BEGIN DATA EXCERPTS

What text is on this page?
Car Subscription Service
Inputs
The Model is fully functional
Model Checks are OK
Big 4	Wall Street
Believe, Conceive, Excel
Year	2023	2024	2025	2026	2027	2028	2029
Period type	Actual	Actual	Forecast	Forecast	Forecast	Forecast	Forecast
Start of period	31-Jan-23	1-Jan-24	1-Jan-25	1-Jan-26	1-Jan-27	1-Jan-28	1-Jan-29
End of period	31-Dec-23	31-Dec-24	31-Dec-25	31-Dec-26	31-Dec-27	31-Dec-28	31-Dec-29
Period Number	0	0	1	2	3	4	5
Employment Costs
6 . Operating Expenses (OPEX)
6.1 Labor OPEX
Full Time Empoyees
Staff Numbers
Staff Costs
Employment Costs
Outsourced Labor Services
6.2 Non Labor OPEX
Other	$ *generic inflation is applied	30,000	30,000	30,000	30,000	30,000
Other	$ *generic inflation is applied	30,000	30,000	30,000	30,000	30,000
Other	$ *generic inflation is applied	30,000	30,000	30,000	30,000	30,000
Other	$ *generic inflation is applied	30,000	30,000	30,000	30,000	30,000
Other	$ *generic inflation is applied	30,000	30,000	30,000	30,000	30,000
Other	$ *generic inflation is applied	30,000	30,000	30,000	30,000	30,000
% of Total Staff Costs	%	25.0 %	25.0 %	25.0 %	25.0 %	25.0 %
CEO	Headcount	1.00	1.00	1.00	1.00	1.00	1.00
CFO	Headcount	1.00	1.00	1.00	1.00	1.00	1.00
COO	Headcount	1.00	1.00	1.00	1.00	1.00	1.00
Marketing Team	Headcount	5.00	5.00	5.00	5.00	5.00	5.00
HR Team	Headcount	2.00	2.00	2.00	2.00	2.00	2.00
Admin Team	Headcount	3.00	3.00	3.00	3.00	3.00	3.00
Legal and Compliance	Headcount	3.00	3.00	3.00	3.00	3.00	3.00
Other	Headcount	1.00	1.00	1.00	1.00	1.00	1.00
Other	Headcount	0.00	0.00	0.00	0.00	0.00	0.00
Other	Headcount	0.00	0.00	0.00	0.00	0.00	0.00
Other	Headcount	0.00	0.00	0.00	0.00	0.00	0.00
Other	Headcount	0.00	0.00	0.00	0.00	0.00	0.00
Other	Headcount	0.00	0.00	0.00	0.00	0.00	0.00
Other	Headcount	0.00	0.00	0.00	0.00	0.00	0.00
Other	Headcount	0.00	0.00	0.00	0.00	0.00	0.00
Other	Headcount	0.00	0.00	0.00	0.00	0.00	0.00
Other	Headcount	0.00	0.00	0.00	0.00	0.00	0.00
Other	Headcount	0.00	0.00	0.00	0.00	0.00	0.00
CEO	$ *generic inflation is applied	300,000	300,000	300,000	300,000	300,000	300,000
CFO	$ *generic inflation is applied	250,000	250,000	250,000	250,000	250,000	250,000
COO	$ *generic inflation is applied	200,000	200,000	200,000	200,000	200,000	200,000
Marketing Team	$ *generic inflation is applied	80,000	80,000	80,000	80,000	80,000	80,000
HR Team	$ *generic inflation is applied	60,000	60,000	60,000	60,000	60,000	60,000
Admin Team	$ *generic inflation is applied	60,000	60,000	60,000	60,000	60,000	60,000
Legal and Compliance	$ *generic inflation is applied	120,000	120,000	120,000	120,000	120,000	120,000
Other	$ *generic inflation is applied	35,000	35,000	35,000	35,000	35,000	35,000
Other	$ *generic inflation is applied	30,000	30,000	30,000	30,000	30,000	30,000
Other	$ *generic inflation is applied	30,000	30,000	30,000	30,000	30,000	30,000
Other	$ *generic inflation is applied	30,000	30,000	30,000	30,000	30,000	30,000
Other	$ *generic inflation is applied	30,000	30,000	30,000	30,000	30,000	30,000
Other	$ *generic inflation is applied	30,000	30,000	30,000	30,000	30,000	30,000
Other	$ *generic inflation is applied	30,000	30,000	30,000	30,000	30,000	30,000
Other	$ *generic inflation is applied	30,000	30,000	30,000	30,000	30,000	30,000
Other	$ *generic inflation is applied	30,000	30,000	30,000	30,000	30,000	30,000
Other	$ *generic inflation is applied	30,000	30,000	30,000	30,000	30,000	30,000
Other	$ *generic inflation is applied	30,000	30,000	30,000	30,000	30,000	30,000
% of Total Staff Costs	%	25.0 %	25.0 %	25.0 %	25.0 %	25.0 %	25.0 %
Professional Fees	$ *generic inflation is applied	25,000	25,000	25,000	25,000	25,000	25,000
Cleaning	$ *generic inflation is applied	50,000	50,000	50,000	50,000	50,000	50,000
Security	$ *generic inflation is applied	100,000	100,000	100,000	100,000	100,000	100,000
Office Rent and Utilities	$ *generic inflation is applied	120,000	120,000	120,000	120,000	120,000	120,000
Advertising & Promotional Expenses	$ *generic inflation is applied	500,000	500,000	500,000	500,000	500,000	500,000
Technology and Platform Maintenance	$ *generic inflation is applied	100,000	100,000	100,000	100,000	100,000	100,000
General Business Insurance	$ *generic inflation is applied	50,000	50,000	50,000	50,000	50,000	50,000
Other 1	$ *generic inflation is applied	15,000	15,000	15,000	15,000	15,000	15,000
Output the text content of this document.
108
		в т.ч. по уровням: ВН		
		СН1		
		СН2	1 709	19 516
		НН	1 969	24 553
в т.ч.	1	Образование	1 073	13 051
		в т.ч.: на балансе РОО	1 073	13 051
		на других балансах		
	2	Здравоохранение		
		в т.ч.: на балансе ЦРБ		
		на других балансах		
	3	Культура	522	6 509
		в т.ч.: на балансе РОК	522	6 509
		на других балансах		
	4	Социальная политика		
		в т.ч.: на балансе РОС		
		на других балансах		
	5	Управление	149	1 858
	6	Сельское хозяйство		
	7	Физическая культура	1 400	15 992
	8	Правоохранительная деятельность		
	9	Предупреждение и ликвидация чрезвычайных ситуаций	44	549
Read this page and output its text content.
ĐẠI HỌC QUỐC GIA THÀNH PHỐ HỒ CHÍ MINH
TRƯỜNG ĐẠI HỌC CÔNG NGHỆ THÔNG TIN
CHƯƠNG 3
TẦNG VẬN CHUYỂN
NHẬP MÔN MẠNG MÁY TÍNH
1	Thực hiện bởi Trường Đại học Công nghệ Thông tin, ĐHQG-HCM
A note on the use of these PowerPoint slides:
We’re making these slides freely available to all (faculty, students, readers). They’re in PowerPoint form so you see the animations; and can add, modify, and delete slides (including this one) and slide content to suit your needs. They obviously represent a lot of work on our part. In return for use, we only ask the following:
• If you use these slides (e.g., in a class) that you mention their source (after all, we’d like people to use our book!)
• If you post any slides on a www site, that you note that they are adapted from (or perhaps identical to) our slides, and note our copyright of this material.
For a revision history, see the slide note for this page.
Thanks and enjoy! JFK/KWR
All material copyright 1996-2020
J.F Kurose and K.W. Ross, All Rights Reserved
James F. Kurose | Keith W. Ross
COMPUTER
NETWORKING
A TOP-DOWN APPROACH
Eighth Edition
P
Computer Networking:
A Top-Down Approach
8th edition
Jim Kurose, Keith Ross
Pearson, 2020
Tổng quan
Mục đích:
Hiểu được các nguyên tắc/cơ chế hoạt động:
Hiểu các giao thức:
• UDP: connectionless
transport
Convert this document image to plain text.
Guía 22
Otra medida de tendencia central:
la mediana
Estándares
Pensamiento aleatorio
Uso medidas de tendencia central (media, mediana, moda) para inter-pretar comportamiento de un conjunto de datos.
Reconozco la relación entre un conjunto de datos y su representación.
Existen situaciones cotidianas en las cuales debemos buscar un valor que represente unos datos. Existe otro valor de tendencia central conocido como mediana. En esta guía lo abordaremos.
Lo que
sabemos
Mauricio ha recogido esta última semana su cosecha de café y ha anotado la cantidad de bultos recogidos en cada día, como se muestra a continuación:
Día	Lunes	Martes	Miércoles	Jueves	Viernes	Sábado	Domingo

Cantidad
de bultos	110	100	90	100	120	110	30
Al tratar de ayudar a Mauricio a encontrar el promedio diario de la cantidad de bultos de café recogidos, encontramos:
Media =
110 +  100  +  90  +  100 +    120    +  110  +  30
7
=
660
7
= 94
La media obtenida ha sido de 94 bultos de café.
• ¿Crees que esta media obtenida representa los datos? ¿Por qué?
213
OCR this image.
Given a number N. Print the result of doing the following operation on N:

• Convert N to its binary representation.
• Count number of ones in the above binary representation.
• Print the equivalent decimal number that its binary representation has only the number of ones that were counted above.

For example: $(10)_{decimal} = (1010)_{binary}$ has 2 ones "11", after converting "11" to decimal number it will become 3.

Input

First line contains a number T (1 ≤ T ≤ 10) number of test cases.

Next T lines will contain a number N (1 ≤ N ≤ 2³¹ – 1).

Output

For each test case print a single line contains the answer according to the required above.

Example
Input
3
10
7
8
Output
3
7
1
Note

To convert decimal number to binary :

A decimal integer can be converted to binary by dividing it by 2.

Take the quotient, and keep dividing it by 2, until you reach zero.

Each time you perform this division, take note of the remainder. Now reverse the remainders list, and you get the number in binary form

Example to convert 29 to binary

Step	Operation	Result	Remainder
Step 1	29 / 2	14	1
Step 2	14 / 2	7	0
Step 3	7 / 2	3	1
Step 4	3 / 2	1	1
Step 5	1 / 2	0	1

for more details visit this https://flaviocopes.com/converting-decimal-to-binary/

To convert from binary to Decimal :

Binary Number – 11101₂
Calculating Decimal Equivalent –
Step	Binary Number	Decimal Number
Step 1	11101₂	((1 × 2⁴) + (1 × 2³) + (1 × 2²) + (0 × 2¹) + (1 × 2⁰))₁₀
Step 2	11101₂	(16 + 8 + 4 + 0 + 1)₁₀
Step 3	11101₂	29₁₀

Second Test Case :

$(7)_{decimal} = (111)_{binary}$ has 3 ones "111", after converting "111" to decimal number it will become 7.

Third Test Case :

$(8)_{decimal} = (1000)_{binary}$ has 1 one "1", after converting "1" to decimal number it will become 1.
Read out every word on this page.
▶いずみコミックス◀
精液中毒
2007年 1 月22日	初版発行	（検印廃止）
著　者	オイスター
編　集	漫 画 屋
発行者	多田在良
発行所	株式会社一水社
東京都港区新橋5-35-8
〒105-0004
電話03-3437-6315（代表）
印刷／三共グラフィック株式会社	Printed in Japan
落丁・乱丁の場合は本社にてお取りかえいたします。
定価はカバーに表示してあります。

END DATA EXCERPTS

Go through the material above and copy each line that has the word "esta".

**WRITTEN REPLY:**
Existen situaciones cotidianas en las cuales debemos buscar un valor que represente unos datos. Existe otro valor de tendencia central conocido como mediana. En esta guía lo abordaremos.
Mauricio ha recogido esta última semana su cosecha de café y ha anotado la cantidad de bultos recogidos en cada día, como se muestra a continuación:
• ¿Crees que esta media obtenida representa los datos? ¿Por qué?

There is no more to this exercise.